▶ _Job_
Please output every line of the material as it stands, without the pictures.

(Figure data in JSON)
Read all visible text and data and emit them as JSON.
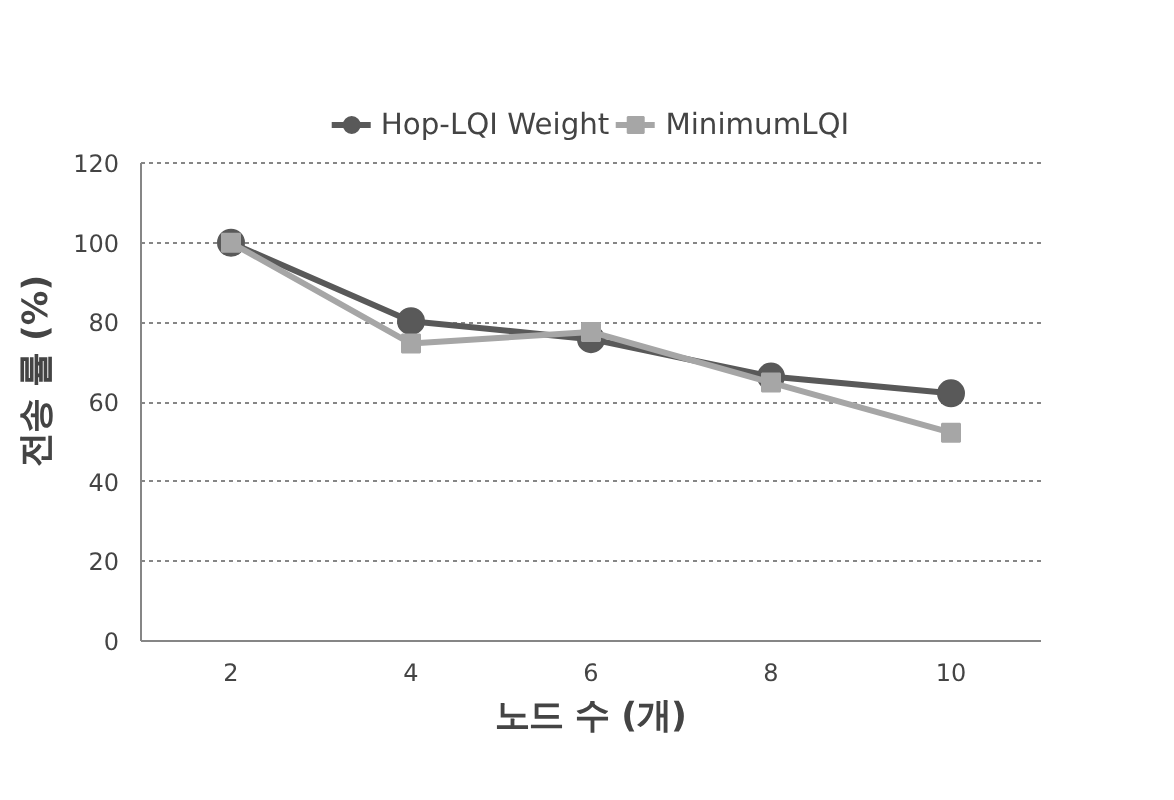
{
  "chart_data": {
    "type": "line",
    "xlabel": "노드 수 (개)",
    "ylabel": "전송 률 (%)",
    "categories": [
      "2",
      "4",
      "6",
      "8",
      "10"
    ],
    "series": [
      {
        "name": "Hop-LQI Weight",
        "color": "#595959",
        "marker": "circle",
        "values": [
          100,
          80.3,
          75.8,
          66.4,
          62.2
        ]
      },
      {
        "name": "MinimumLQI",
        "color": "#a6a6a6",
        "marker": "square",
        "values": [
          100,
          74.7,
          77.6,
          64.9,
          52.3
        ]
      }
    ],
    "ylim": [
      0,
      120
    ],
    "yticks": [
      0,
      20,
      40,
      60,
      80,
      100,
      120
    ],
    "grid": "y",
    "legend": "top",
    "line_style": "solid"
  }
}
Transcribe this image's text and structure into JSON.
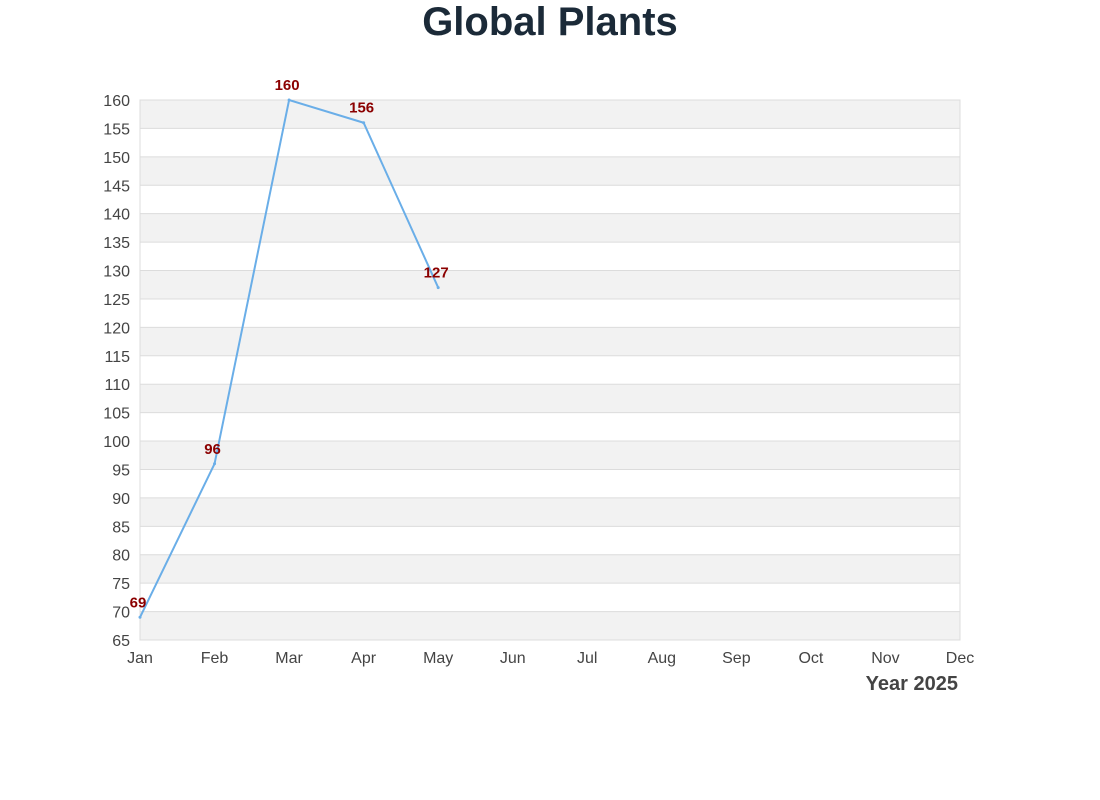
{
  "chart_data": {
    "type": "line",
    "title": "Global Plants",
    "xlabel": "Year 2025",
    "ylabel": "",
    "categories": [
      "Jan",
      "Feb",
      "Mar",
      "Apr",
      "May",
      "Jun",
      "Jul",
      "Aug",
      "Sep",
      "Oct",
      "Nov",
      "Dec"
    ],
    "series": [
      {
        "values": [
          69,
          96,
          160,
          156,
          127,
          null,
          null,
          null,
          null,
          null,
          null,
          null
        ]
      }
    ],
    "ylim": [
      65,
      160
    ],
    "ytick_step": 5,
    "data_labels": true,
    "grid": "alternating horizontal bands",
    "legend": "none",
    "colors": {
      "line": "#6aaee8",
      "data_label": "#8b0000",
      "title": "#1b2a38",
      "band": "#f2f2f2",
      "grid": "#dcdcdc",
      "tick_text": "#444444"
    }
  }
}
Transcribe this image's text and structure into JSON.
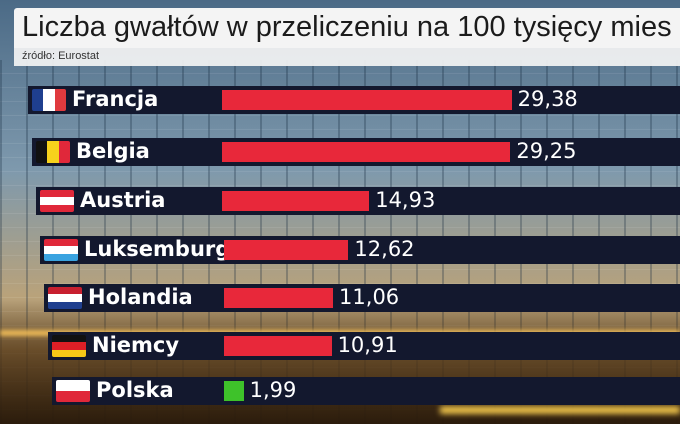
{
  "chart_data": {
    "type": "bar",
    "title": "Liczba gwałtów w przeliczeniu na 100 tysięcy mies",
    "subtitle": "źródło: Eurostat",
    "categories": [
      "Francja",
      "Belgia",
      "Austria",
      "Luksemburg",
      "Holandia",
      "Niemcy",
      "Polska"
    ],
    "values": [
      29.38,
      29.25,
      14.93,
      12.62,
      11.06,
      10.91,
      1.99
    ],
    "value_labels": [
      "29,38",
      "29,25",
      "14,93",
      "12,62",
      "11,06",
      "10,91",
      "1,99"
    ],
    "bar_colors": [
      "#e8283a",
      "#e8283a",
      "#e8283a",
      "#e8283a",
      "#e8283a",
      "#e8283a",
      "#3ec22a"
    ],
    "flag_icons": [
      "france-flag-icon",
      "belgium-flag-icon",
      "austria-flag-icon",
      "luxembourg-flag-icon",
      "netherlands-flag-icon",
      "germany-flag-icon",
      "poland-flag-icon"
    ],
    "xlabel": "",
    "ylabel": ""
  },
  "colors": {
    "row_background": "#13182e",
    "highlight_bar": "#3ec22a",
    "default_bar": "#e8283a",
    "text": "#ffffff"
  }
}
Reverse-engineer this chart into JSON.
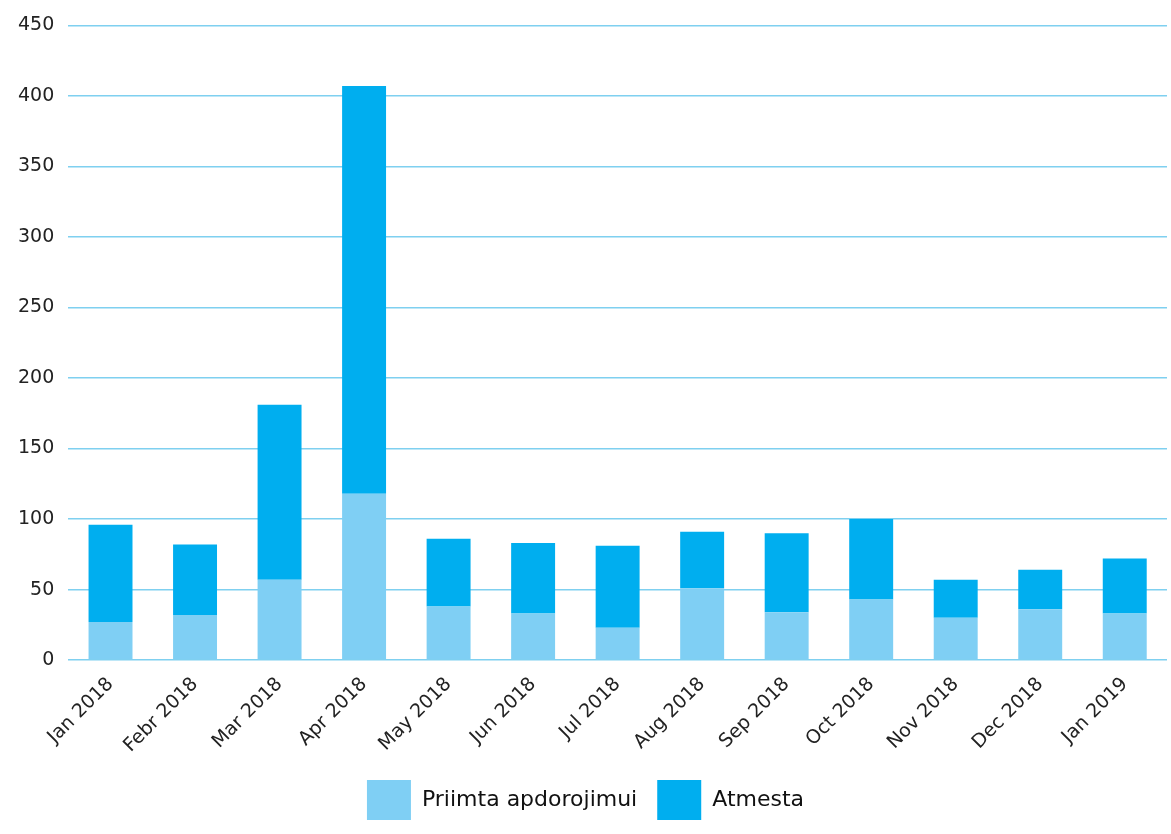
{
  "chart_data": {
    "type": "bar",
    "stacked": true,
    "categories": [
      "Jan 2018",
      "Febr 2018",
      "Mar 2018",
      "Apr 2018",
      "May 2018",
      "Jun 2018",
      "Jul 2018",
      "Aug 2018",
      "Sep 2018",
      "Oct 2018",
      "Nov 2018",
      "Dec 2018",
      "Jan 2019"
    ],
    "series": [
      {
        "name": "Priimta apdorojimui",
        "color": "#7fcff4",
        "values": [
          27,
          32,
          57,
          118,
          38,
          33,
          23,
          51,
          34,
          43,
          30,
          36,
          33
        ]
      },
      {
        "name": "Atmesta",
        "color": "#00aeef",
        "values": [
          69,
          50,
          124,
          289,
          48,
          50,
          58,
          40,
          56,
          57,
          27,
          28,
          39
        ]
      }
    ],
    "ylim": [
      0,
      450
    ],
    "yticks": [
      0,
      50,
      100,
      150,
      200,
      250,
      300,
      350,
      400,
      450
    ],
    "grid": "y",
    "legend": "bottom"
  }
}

▶ _Solved exercise_
Read all visible text and data and emit them as JSON.
{
  "chart_data": {
    "type": "line",
    "xlabel": "노드 수 (개)",
    "ylabel": "전송 률 (%)",
    "categories": [
      "2",
      "4",
      "6",
      "8",
      "10"
    ],
    "series": [
      {
        "name": "Hop-LQI Weight",
        "color": "#595959",
        "marker": "circle",
        "values": [
          100,
          80.3,
          75.8,
          66.4,
          62.2
        ]
      },
      {
        "name": "MinimumLQI",
        "color": "#a6a6a6",
        "marker": "square",
        "values": [
          100,
          74.7,
          77.6,
          64.9,
          52.3
        ]
      }
    ],
    "ylim": [
      0,
      120
    ],
    "yticks": [
      0,
      20,
      40,
      60,
      80,
      100,
      120
    ],
    "grid": "y",
    "legend": "top",
    "line_style": "solid"
  }
}
Transcribe this image's text and structure into JSON.
{
  "chart_data": {
    "type": "line",
    "title": "Global Plants",
    "xlabel": "Year 2025",
    "ylabel": "",
    "categories": [
      "Jan",
      "Feb",
      "Mar",
      "Apr",
      "May",
      "Jun",
      "Jul",
      "Aug",
      "Sep",
      "Oct",
      "Nov",
      "Dec"
    ],
    "series": [
      {
        "values": [
          69,
          96,
          160,
          156,
          127,
          null,
          null,
          null,
          null,
          null,
          null,
          null
        ]
      }
    ],
    "ylim": [
      65,
      160
    ],
    "ytick_step": 5,
    "data_labels": true,
    "grid": "alternating horizontal bands",
    "legend": "none",
    "colors": {
      "line": "#6aaee8",
      "data_label": "#8b0000",
      "title": "#1b2a38",
      "band": "#f2f2f2",
      "grid": "#dcdcdc",
      "tick_text": "#444444"
    }
  }
}
Transcribe this image's text and structure into JSON.
{
  "chart_data": {
    "type": "bar",
    "title": "Liczba gwałtów w przeliczeniu na 100 tysięcy mies",
    "subtitle": "źródło: Eurostat",
    "categories": [
      "Francja",
      "Belgia",
      "Austria",
      "Luksemburg",
      "Holandia",
      "Niemcy",
      "Polska"
    ],
    "values": [
      29.38,
      29.25,
      14.93,
      12.62,
      11.06,
      10.91,
      1.99
    ],
    "value_labels": [
      "29,38",
      "29,25",
      "14,93",
      "12,62",
      "11,06",
      "10,91",
      "1,99"
    ],
    "bar_colors": [
      "#e8283a",
      "#e8283a",
      "#e8283a",
      "#e8283a",
      "#e8283a",
      "#e8283a",
      "#3ec22a"
    ],
    "flag_icons": [
      "france-flag-icon",
      "belgium-flag-icon",
      "austria-flag-icon",
      "luxembourg-flag-icon",
      "netherlands-flag-icon",
      "germany-flag-icon",
      "poland-flag-icon"
    ],
    "xlabel": "",
    "ylabel": ""
  },
  "colors": {
    "row_background": "#13182e",
    "highlight_bar": "#3ec22a",
    "default_bar": "#e8283a",
    "text": "#ffffff"
  }
}
Reverse-engineer this chart into JSON.
{
  "chart_data": {
    "type": "bar",
    "stacked": true,
    "categories": [
      "Jan 2018",
      "Febr 2018",
      "Mar 2018",
      "Apr 2018",
      "May 2018",
      "Jun 2018",
      "Jul 2018",
      "Aug 2018",
      "Sep 2018",
      "Oct 2018",
      "Nov 2018",
      "Dec 2018",
      "Jan 2019"
    ],
    "series": [
      {
        "name": "Priimta apdorojimui",
        "color": "#7fcff4",
        "values": [
          27,
          32,
          57,
          118,
          38,
          33,
          23,
          51,
          34,
          43,
          30,
          36,
          33
        ]
      },
      {
        "name": "Atmesta",
        "color": "#00aeef",
        "values": [
          69,
          50,
          124,
          289,
          48,
          50,
          58,
          40,
          56,
          57,
          27,
          28,
          39
        ]
      }
    ],
    "ylim": [
      0,
      450
    ],
    "yticks": [
      0,
      50,
      100,
      150,
      200,
      250,
      300,
      350,
      400,
      450
    ],
    "grid": "y",
    "legend": "bottom"
  }
}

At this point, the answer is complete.